══ RECORDS TO PROCESS

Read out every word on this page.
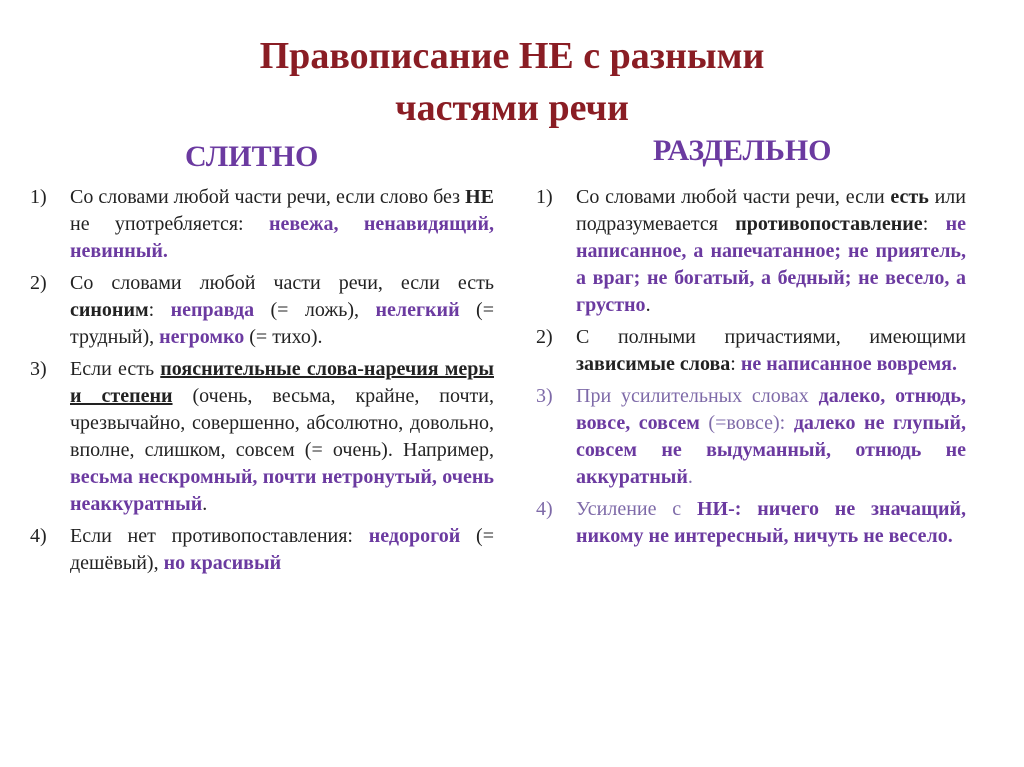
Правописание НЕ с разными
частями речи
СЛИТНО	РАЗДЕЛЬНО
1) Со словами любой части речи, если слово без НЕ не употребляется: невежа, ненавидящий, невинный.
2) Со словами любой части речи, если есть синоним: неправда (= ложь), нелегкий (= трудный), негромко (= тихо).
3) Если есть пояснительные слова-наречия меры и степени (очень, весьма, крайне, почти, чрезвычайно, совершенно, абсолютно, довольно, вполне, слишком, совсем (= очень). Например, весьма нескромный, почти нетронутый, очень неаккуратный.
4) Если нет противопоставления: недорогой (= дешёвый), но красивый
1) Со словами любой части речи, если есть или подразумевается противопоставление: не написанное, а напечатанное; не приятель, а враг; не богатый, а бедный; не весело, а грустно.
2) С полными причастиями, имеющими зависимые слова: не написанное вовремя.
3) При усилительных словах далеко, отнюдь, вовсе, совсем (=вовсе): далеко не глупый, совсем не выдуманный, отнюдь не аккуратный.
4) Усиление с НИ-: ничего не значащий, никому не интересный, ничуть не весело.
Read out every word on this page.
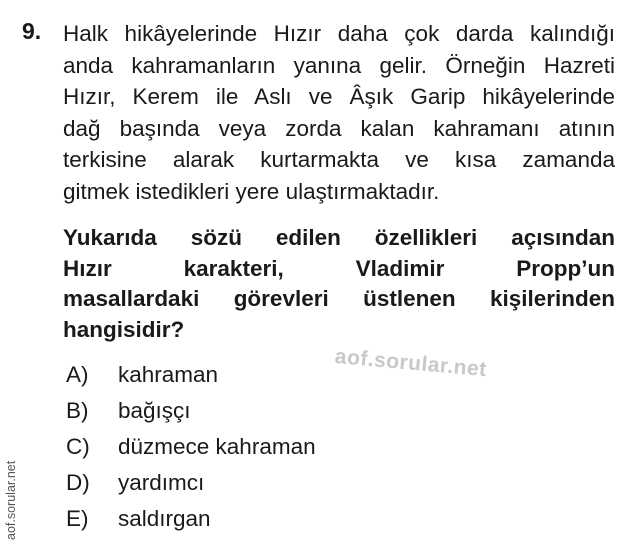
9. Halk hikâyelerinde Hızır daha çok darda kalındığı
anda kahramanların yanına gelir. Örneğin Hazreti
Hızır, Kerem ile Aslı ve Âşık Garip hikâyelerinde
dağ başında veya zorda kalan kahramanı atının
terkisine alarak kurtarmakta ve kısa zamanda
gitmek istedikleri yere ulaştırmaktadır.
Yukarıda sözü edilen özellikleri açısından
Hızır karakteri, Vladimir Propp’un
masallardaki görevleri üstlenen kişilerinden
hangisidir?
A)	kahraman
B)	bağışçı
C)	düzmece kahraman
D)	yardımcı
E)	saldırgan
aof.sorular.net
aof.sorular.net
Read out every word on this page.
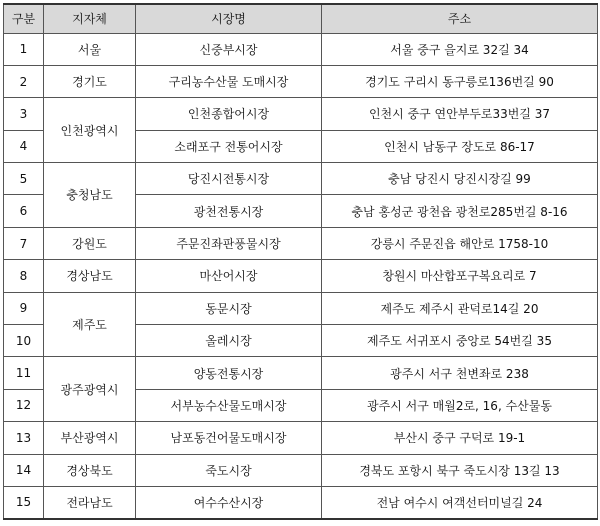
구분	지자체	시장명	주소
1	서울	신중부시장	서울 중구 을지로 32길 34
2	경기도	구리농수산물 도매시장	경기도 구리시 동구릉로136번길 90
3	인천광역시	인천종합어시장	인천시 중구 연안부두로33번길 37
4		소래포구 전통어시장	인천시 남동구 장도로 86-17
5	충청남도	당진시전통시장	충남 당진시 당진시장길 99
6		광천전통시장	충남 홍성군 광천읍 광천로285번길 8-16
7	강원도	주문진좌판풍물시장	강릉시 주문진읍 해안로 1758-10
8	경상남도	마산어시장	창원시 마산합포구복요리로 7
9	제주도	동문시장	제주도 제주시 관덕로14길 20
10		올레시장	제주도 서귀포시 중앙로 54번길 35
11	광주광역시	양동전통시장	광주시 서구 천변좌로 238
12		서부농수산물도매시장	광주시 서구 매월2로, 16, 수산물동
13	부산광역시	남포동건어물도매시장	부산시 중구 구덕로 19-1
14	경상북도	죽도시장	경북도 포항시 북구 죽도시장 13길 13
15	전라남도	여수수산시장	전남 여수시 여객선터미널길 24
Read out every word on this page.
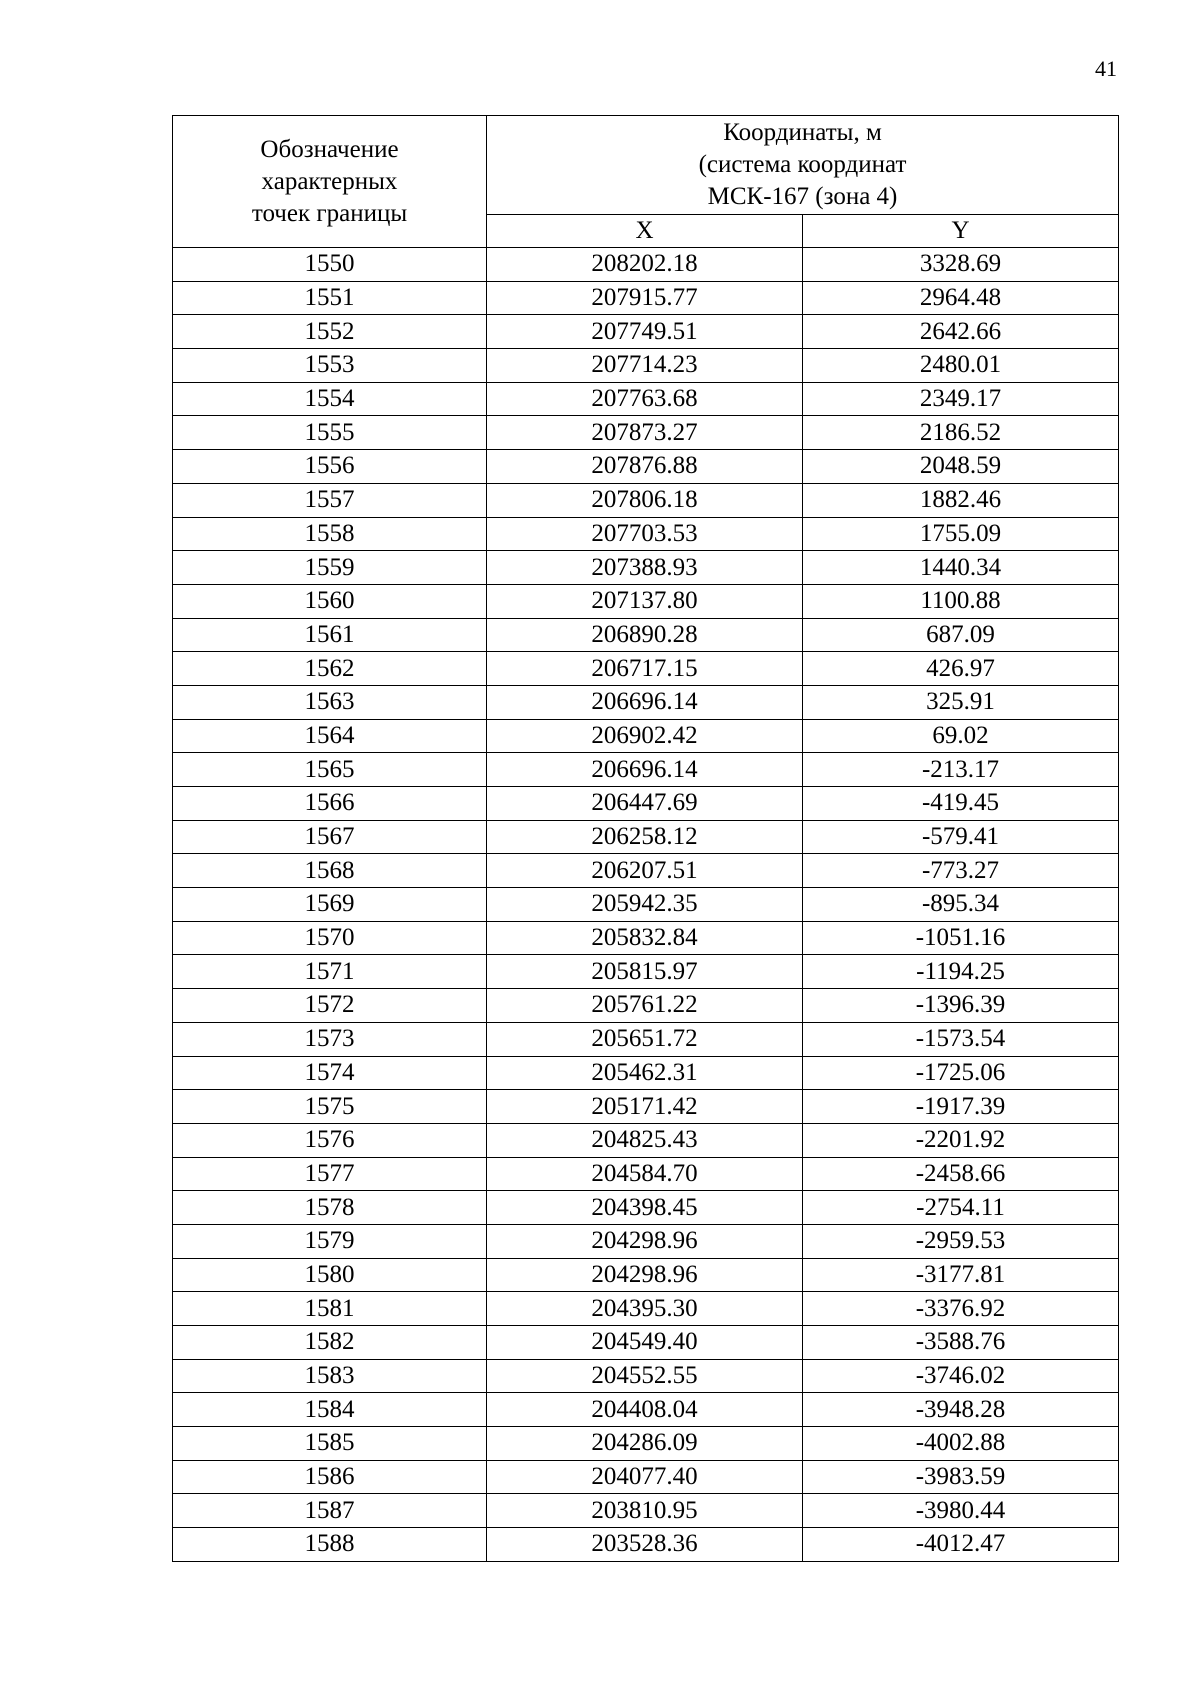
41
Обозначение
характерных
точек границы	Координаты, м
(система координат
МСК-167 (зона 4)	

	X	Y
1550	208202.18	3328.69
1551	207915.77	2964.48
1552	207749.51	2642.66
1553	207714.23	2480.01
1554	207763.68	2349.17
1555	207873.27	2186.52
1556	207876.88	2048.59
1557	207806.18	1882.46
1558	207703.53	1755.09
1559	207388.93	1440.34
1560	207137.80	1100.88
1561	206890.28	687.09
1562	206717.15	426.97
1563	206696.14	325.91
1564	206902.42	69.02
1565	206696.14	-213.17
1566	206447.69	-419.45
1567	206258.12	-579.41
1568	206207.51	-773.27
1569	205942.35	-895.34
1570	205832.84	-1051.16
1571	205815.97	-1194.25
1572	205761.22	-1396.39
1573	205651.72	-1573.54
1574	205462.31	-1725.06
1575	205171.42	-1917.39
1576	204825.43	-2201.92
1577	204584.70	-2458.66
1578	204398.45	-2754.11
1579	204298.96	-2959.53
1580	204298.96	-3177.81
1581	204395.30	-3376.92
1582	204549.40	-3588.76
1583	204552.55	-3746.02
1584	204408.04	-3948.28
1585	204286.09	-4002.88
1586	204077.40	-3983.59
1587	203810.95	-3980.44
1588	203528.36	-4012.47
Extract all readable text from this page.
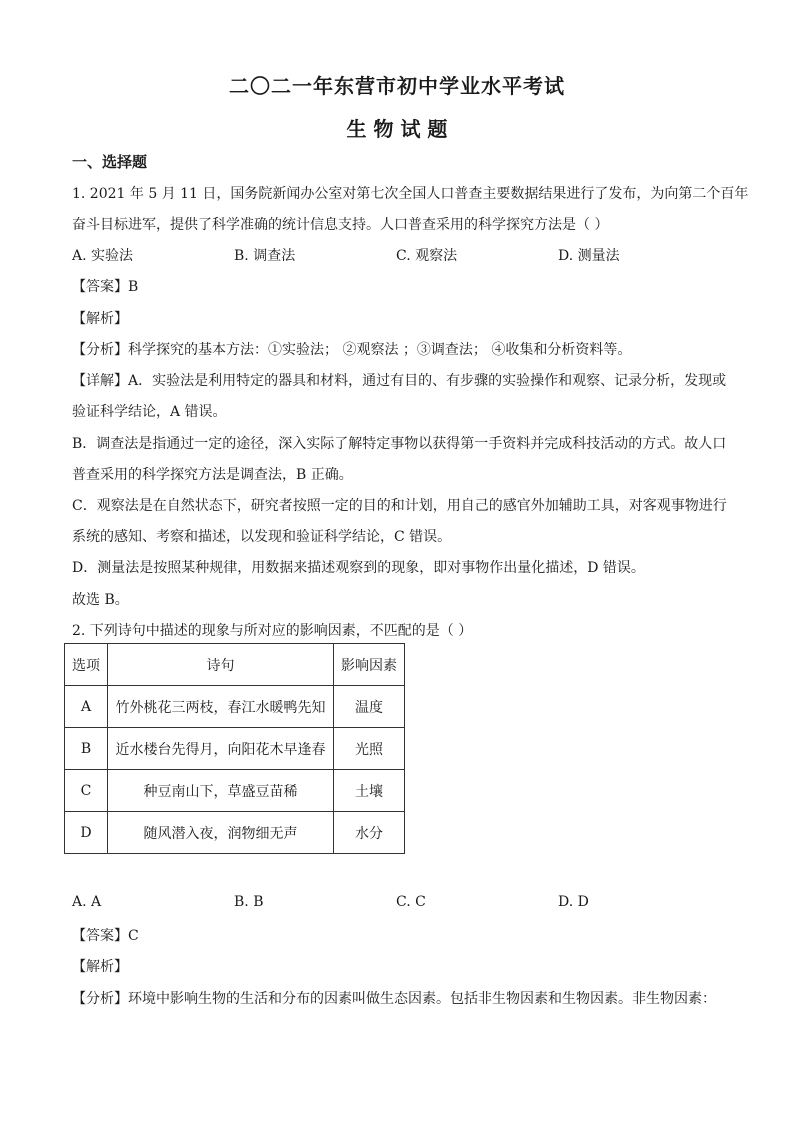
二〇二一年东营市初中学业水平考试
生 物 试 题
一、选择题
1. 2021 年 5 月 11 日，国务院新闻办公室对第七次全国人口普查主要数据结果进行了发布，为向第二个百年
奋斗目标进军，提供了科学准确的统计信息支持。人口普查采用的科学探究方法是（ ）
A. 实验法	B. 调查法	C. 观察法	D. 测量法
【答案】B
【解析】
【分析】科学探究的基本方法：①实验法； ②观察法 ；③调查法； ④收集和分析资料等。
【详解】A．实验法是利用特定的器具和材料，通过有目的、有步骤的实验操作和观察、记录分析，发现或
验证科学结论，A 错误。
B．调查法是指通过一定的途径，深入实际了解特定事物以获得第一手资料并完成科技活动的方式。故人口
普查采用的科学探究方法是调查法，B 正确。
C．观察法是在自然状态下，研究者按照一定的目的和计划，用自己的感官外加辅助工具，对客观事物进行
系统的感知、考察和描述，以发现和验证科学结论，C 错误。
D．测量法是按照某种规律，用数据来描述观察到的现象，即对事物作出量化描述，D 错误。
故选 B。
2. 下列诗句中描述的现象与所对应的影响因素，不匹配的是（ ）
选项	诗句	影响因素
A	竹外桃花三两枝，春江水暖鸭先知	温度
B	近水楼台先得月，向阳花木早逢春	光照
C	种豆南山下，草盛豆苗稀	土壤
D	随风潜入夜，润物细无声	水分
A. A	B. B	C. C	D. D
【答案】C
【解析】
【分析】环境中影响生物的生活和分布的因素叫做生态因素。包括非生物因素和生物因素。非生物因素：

════

[WHAT IS NEEDED]: In your copy, leave out the pictures and reproduce the material above exactly.

[PROBLEM SOLUTION]:
Read out every word on this page.
Правописание НЕ с разными
частями речи
СЛИТНО	РАЗДЕЛЬНО
1) Со словами любой части речи, если слово без НЕ не употребляется: невежа, ненавидящий, невинный.
2) Со словами любой части речи, если есть синоним: неправда (= ложь), нелегкий (= трудный), негромко (= тихо).
3) Если есть пояснительные слова-наречия меры и степени (очень, весьма, крайне, почти, чрезвычайно, совершенно, абсолютно, довольно, вполне, слишком, совсем (= очень). Например, весьма нескромный, почти нетронутый, очень неаккуратный.
4) Если нет противопоставления: недорогой (= дешёвый), но красивый
1) Со словами любой части речи, если есть или подразумевается противопоставление: не написанное, а напечатанное; не приятель, а враг; не богатый, а бедный; не весело, а грустно.
2) С полными причастиями, имеющими зависимые слова: не написанное вовремя.
3) При усилительных словах далеко, отнюдь, вовсе, совсем (=вовсе): далеко не глупый, совсем не выдуманный, отнюдь не аккуратный.
4) Усиление с НИ-: ничего не значащий, никому не интересный, ничуть не весело.
Read out every word on this page.
9. Halk hikâyelerinde Hızır daha çok darda kalındığı
anda kahramanların yanına gelir. Örneğin Hazreti
Hızır, Kerem ile Aslı ve Âşık Garip hikâyelerinde
dağ başında veya zorda kalan kahramanı atının
terkisine alarak kurtarmakta ve kısa zamanda
gitmek istedikleri yere ulaştırmaktadır.
Yukarıda sözü edilen özellikleri açısından
Hızır karakteri, Vladimir Propp’un
masallardaki görevleri üstlenen kişilerinden
hangisidir?
A)	kahraman
B)	bağışçı
C)	düzmece kahraman
D)	yardımcı
E)	saldırgan
aof.sorular.net
aof.sorular.net
Read out every word on this page.
구분	지자체	시장명	주소
1	서울	신중부시장	서울 중구 을지로 32길 34
2	경기도	구리농수산물 도매시장	경기도 구리시 동구릉로136번길 90
3	인천광역시	인천종합어시장	인천시 중구 연안부두로33번길 37
4		소래포구 전통어시장	인천시 남동구 장도로 86-17
5	충청남도	당진시전통시장	충남 당진시 당진시장길 99
6		광천전통시장	충남 홍성군 광천읍 광천로285번길 8-16
7	강원도	주문진좌판풍물시장	강릉시 주문진읍 해안로 1758-10
8	경상남도	마산어시장	창원시 마산합포구복요리로 7
9	제주도	동문시장	제주도 제주시 관덕로14길 20
10		올레시장	제주도 서귀포시 중앙로 54번길 35
11	광주광역시	양동전통시장	광주시 서구 천변좌로 238
12		서부농수산물도매시장	광주시 서구 매월2로, 16, 수산물동
13	부산광역시	남포동건어물도매시장	부산시 중구 구덕로 19-1
14	경상북도	죽도시장	경북도 포항시 북구 죽도시장 13길 13
15	전라남도	여수수산시장	전남 여수시 여객선터미널길 24
Read out every word on this page.
41
Обозначение
характерных
точек границы	Координаты, м
(система координат
МСК-167 (зона 4)	

	X	Y
1550	208202.18	3328.69
1551	207915.77	2964.48
1552	207749.51	2642.66
1553	207714.23	2480.01
1554	207763.68	2349.17
1555	207873.27	2186.52
1556	207876.88	2048.59
1557	207806.18	1882.46
1558	207703.53	1755.09
1559	207388.93	1440.34
1560	207137.80	1100.88
1561	206890.28	687.09
1562	206717.15	426.97
1563	206696.14	325.91
1564	206902.42	69.02
1565	206696.14	-213.17
1566	206447.69	-419.45
1567	206258.12	-579.41
1568	206207.51	-773.27
1569	205942.35	-895.34
1570	205832.84	-1051.16
1571	205815.97	-1194.25
1572	205761.22	-1396.39
1573	205651.72	-1573.54
1574	205462.31	-1725.06
1575	205171.42	-1917.39
1576	204825.43	-2201.92
1577	204584.70	-2458.66
1578	204398.45	-2754.11
1579	204298.96	-2959.53
1580	204298.96	-3177.81
1581	204395.30	-3376.92
1582	204549.40	-3588.76
1583	204552.55	-3746.02
1584	204408.04	-3948.28
1585	204286.09	-4002.88
1586	204077.40	-3983.59
1587	203810.95	-3980.44
1588	203528.36	-4012.47
Extract all readable text from this page.
二〇二一年东营市初中学业水平考试
生 物 试 题
一、选择题
1. 2021 年 5 月 11 日，国务院新闻办公室对第七次全国人口普查主要数据结果进行了发布，为向第二个百年
奋斗目标进军，提供了科学准确的统计信息支持。人口普查采用的科学探究方法是（ ）
A. 实验法	B. 调查法	C. 观察法	D. 测量法
【答案】B
【解析】
【分析】科学探究的基本方法：①实验法； ②观察法 ；③调查法； ④收集和分析资料等。
【详解】A．实验法是利用特定的器具和材料，通过有目的、有步骤的实验操作和观察、记录分析，发现或
验证科学结论，A 错误。
B．调查法是指通过一定的途径，深入实际了解特定事物以获得第一手资料并完成科技活动的方式。故人口
普查采用的科学探究方法是调查法，B 正确。
C．观察法是在自然状态下，研究者按照一定的目的和计划，用自己的感官外加辅助工具，对客观事物进行
系统的感知、考察和描述，以发现和验证科学结论，C 错误。
D．测量法是按照某种规律，用数据来描述观察到的现象，即对事物作出量化描述，D 错误。
故选 B。
2. 下列诗句中描述的现象与所对应的影响因素，不匹配的是（ ）
选项	诗句	影响因素
A	竹外桃花三两枝，春江水暖鸭先知	温度
B	近水楼台先得月，向阳花木早逢春	光照
C	种豆南山下，草盛豆苗稀	土壤
D	随风潜入夜，润物细无声	水分
A. A	B. B	C. C	D. D
【答案】C
【解析】
【分析】环境中影响生物的生活和分布的因素叫做生态因素。包括非生物因素和生物因素。非生物因素：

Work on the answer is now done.